> [Written exercise]
Starting at the top of the records and stopping after the line that has "page-viewport: JETWECS后台管理系统 用户名: 密", write those lines out as a numbered list, skipping any blank lines.
= = = =
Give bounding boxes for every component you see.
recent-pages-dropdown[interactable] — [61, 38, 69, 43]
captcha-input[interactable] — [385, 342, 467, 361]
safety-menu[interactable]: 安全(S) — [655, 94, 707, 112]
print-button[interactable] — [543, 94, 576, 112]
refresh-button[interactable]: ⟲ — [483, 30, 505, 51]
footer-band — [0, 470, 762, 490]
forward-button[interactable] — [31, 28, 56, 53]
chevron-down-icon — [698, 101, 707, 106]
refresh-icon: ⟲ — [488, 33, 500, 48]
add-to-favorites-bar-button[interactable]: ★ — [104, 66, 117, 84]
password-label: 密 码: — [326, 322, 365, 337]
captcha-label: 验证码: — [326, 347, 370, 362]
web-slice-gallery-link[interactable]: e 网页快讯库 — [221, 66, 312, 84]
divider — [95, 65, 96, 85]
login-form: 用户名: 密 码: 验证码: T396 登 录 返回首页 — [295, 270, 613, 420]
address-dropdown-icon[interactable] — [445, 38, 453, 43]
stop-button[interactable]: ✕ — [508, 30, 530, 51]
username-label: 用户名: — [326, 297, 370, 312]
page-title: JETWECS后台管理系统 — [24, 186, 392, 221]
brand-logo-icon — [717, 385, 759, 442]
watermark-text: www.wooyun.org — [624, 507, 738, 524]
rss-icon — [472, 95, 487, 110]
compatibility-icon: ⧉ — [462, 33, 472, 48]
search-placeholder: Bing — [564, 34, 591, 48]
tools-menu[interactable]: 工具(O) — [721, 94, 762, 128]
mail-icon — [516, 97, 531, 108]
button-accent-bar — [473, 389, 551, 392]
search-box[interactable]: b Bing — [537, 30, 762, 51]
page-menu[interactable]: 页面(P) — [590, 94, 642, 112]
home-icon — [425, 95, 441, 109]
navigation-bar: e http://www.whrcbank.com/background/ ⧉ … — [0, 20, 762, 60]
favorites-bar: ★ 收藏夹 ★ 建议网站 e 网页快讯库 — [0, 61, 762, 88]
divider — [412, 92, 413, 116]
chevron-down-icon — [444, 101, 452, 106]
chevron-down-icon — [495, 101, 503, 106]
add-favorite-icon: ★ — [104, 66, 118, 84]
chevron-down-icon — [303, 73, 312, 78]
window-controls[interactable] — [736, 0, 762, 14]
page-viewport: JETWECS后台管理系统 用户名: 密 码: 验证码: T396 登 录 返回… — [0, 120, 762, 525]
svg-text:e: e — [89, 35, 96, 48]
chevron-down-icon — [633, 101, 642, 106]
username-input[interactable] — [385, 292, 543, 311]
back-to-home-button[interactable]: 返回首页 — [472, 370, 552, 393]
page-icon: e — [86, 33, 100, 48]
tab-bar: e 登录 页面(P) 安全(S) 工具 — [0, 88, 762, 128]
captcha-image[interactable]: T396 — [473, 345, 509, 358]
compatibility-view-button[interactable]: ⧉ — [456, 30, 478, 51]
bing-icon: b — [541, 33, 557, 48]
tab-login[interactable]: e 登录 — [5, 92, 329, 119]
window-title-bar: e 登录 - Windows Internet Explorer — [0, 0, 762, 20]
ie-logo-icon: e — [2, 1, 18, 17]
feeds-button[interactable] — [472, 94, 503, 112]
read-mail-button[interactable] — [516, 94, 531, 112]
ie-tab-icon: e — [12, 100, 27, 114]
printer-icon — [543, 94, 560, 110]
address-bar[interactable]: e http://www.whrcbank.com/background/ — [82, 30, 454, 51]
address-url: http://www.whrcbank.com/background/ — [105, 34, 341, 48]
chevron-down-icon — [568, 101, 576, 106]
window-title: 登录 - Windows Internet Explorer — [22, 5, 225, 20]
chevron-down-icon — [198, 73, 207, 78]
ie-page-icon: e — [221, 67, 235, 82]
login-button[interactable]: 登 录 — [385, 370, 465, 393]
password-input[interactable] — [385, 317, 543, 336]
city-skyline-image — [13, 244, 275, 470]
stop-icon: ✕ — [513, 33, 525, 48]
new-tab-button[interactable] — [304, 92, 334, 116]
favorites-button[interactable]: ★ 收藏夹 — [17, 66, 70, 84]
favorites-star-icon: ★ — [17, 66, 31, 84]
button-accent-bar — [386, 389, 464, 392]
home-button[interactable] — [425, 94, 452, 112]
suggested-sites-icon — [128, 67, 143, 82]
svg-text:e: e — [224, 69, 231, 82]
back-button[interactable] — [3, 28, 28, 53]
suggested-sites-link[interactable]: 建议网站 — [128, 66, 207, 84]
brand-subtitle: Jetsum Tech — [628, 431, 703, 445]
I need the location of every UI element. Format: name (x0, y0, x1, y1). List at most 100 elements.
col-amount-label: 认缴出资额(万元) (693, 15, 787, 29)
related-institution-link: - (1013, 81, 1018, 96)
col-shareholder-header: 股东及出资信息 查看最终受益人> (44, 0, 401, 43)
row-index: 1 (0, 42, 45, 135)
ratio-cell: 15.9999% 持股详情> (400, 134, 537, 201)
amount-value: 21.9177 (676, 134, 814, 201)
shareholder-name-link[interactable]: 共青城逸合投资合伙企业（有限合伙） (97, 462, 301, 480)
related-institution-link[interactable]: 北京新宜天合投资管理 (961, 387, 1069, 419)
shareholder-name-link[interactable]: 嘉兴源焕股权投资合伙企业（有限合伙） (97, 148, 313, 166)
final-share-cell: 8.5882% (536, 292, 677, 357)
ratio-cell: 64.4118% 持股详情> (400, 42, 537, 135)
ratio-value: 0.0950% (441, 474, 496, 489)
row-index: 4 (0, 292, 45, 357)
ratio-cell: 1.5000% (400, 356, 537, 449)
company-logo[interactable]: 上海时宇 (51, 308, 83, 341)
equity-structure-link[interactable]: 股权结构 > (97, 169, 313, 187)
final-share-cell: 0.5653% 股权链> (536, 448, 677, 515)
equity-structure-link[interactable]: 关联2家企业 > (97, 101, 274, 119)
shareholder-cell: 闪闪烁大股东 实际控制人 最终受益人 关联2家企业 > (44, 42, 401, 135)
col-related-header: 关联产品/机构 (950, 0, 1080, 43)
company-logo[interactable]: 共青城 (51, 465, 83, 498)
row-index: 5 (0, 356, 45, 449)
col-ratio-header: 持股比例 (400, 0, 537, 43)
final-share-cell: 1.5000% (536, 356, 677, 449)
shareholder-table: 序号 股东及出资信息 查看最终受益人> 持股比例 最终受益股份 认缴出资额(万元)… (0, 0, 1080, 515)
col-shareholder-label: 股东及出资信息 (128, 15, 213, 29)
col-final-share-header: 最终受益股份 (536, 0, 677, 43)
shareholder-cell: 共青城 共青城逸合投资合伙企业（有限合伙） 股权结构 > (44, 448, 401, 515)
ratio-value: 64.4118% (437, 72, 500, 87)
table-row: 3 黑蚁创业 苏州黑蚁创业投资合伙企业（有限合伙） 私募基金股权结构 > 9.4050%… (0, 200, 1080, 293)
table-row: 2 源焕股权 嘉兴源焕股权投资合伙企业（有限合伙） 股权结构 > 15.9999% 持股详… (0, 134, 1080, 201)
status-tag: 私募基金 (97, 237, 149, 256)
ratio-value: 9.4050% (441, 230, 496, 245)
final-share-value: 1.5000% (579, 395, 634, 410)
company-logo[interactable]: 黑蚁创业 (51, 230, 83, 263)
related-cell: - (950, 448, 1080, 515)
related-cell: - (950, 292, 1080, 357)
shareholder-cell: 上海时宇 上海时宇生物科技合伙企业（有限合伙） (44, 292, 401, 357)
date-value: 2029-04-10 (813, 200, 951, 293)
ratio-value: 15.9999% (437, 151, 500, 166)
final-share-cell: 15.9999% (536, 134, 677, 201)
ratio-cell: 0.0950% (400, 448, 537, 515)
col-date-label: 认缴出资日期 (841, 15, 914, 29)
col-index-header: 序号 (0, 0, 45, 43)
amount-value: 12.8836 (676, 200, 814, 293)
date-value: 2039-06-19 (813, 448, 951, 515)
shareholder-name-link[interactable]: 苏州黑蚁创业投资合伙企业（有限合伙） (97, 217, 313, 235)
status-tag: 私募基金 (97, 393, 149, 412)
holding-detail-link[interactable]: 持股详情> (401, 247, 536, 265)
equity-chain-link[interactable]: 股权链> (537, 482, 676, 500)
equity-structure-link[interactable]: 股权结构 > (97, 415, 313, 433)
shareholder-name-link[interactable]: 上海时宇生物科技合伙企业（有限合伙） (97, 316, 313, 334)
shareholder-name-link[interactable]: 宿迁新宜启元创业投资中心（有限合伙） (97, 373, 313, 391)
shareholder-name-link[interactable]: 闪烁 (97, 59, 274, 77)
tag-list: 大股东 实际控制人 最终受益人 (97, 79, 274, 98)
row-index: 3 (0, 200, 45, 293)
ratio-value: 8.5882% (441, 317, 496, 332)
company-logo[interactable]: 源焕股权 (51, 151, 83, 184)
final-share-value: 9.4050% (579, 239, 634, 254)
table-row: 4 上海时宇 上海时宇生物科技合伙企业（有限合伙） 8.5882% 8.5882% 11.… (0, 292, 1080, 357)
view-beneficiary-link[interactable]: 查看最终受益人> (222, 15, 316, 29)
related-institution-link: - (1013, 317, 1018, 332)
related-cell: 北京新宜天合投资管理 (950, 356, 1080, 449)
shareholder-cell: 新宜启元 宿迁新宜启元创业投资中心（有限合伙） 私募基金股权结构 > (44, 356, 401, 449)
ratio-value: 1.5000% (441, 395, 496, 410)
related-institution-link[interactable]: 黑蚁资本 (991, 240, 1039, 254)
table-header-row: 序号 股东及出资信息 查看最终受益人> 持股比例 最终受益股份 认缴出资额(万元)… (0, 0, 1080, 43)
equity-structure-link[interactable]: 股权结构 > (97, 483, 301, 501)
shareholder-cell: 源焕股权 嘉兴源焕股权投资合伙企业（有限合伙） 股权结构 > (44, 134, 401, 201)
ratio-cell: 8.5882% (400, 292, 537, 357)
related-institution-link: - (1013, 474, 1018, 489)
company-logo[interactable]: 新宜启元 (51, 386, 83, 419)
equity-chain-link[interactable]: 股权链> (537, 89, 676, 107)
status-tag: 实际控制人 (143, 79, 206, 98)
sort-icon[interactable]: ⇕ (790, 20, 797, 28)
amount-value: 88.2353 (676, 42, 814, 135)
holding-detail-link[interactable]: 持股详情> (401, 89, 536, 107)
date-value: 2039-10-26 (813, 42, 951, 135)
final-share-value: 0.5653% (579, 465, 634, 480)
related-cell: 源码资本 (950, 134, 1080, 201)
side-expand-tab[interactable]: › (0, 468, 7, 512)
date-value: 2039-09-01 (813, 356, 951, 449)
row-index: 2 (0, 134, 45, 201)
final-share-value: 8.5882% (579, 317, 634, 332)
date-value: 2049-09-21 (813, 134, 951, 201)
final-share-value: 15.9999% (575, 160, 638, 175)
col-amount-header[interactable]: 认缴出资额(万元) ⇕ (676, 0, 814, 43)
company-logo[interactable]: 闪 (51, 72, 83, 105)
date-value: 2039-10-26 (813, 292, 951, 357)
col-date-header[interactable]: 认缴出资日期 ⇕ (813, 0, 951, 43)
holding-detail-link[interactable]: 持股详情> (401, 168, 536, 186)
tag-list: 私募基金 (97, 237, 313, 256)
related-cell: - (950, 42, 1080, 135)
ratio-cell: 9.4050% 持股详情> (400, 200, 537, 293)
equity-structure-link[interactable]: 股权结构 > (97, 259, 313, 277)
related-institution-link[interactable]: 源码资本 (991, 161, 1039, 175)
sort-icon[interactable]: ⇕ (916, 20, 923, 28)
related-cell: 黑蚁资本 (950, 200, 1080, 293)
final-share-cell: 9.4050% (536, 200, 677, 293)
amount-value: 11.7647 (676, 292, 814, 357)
= = = =
> [Solved problem]
1. Give bounding boxes for every component you see.
2. recent-pages-dropdown[interactable] — [61, 38, 69, 43]
3. captcha-input[interactable] — [385, 342, 467, 361]
4. safety-menu[interactable]: 安全(S) — [655, 94, 707, 112]
5. print-button[interactable] — [543, 94, 576, 112]
6. refresh-button[interactable]: ⟲ — [483, 30, 505, 51]
7. footer-band — [0, 470, 762, 490]
8. forward-button[interactable] — [31, 28, 56, 53]
9. chevron-down-icon — [698, 101, 707, 106]
10. refresh-icon: ⟲ — [488, 33, 500, 48]
11. add-to-favorites-bar-button[interactable]: ★ — [104, 66, 117, 84]
12. password-label: 密 码: — [326, 322, 365, 337]
13. captcha-label: 验证码: — [326, 347, 370, 362]
14. web-slice-gallery-link[interactable]: e 网页快讯库 — [221, 66, 312, 84]
15. divider — [95, 65, 96, 85]
16. login-form: 用户名: 密 码: 验证码: T396 登 录 返回首页 — [295, 270, 613, 420]
17. address-dropdown-icon[interactable] — [445, 38, 453, 43]
18. stop-button[interactable]: ✕ — [508, 30, 530, 51]
19. username-label: 用户名: — [326, 297, 370, 312]
20. page-title: JETWECS后台管理系统 — [24, 186, 392, 221]
21. brand-logo-icon — [717, 385, 759, 442]
22. watermark-text: www.wooyun.org — [624, 507, 738, 524]
23. rss-icon — [472, 95, 487, 110]
24. compatibility-icon: ⧉ — [462, 33, 472, 48]
25. search-placeholder: Bing — [564, 34, 591, 48]
26. tools-menu[interactable]: 工具(O) — [721, 94, 762, 128]
27. mail-icon — [516, 97, 531, 108]
28. button-accent-bar — [473, 389, 551, 392]
29. search-box[interactable]: b Bing — [537, 30, 762, 51]
30. page-menu[interactable]: 页面(P) — [590, 94, 642, 112]
31. home-icon — [425, 95, 441, 109]
32. navigation-bar: e http://www.whrcbank.com/background/ ⧉ … — [0, 20, 762, 60]
33. favorites-bar: ★ 收藏夹 ★ 建议网站 e 网页快讯库 — [0, 61, 762, 88]
34. divider — [412, 92, 413, 116]
35. chevron-down-icon — [444, 101, 452, 106]
36. chevron-down-icon — [495, 101, 503, 106]
37. add-favorite-icon: ★ — [104, 66, 118, 84]
38. chevron-down-icon — [303, 73, 312, 78]
39. window-controls[interactable] — [736, 0, 762, 14]
40. page-viewport: JETWECS后台管理系统 用户名: 密 码: 验证码: T396 登 录 返回… — [0, 120, 762, 525]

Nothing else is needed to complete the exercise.